#### [What you will do]
Gather each line in the material below that contains the word "traditional" and copy it out in full.
"""
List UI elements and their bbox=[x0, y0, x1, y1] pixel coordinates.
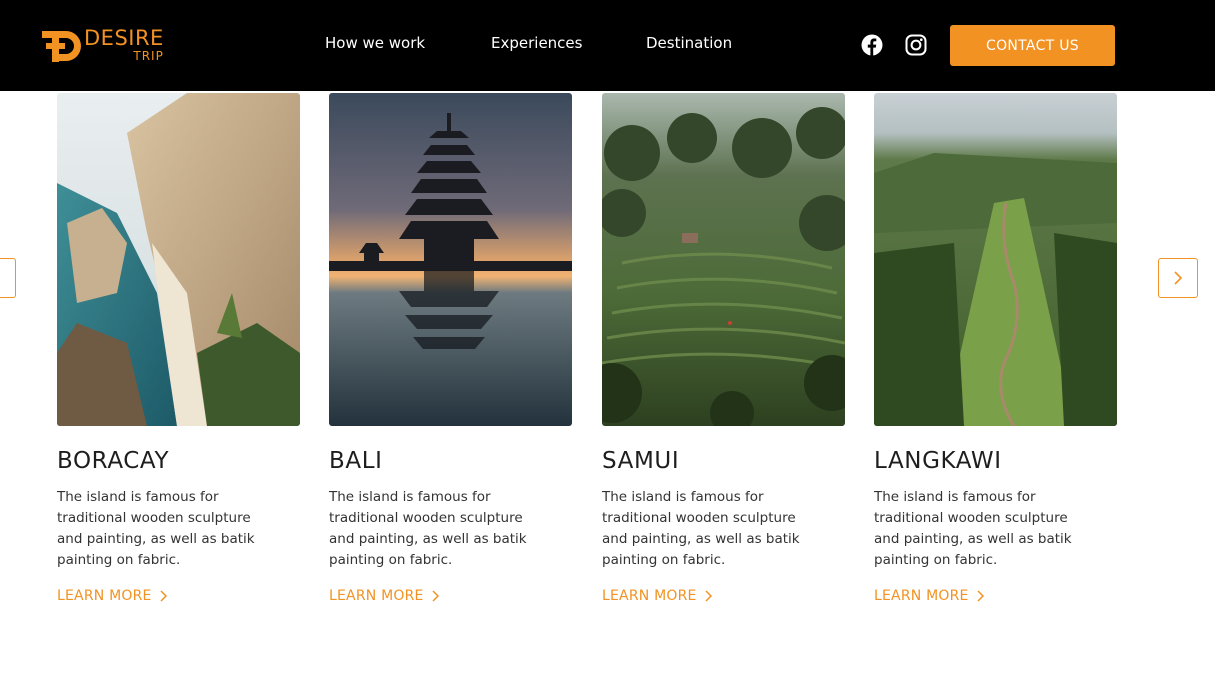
learn-more-link[interactable]: LEARN MORE bbox=[874, 588, 1117, 604]
card-title: SAMUI bbox=[602, 448, 680, 474]
chevron-right-icon bbox=[1174, 271, 1183, 285]
nav-destination[interactable]: Destination bbox=[646, 34, 732, 52]
nav-experiences[interactable]: Experiences bbox=[491, 34, 582, 52]
destination-card-samui: SAMUI The island is famous for tradition… bbox=[602, 93, 845, 604]
facebook-icon[interactable] bbox=[861, 34, 883, 56]
learn-more-link[interactable]: LEARN MORE bbox=[57, 588, 300, 604]
carousel-prev-button[interactable] bbox=[0, 258, 16, 298]
chevron-right-icon bbox=[160, 590, 167, 602]
logo-mark-icon bbox=[42, 31, 81, 62]
destination-card-bali: BALI The island is famous for traditiona… bbox=[329, 93, 572, 604]
chevron-right-icon bbox=[705, 590, 712, 602]
chevron-right-icon bbox=[432, 590, 439, 602]
site-header: DESIRE TRIP How we work Experiences Dest… bbox=[0, 0, 1215, 91]
langkawi-image[interactable] bbox=[874, 93, 1117, 426]
card-description: The island is famous for traditional woo… bbox=[57, 489, 255, 568]
learn-more-label: LEARN MORE bbox=[602, 588, 697, 604]
carousel-next-button[interactable] bbox=[1158, 258, 1198, 298]
logo-text-main: DESIRE bbox=[84, 26, 164, 50]
contact-us-button[interactable]: CONTACT US bbox=[950, 25, 1115, 66]
learn-more-link[interactable]: LEARN MORE bbox=[602, 588, 845, 604]
bali-image[interactable] bbox=[329, 93, 572, 426]
destination-card-boracay: BORACAY The island is famous for traditi… bbox=[57, 93, 300, 604]
learn-more-link[interactable]: LEARN MORE bbox=[329, 588, 572, 604]
card-description: The island is famous for traditional woo… bbox=[329, 489, 527, 568]
card-title: LANGKAWI bbox=[874, 448, 1002, 474]
samui-image[interactable] bbox=[602, 93, 845, 426]
card-description: The island is famous for traditional woo… bbox=[602, 489, 800, 568]
learn-more-label: LEARN MORE bbox=[57, 588, 152, 604]
logo-text-sub: TRIP bbox=[133, 49, 164, 63]
boracay-image[interactable] bbox=[57, 93, 300, 426]
nav-how-we-work[interactable]: How we work bbox=[325, 34, 425, 52]
chevron-right-icon bbox=[977, 590, 984, 602]
desire-trip-logo[interactable]: DESIRE TRIP bbox=[40, 24, 180, 66]
card-description: The island is famous for traditional woo… bbox=[874, 489, 1072, 568]
learn-more-label: LEARN MORE bbox=[329, 588, 424, 604]
card-title: BALI bbox=[329, 448, 383, 474]
learn-more-label: LEARN MORE bbox=[874, 588, 969, 604]
instagram-icon[interactable] bbox=[905, 34, 927, 56]
card-title: BORACAY bbox=[57, 448, 170, 474]
destination-card-langkawi: LANGKAWI The island is famous for tradit… bbox=[874, 93, 1117, 604]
"""
#### [Output below]
card-description: The island is famous for traditional woo… bbox=[57, 489, 255, 568]
card-description: The island is famous for traditional woo… bbox=[329, 489, 527, 568]
card-description: The island is famous for traditional woo… bbox=[602, 489, 800, 568]
card-description: The island is famous for traditional woo… bbox=[874, 489, 1072, 568]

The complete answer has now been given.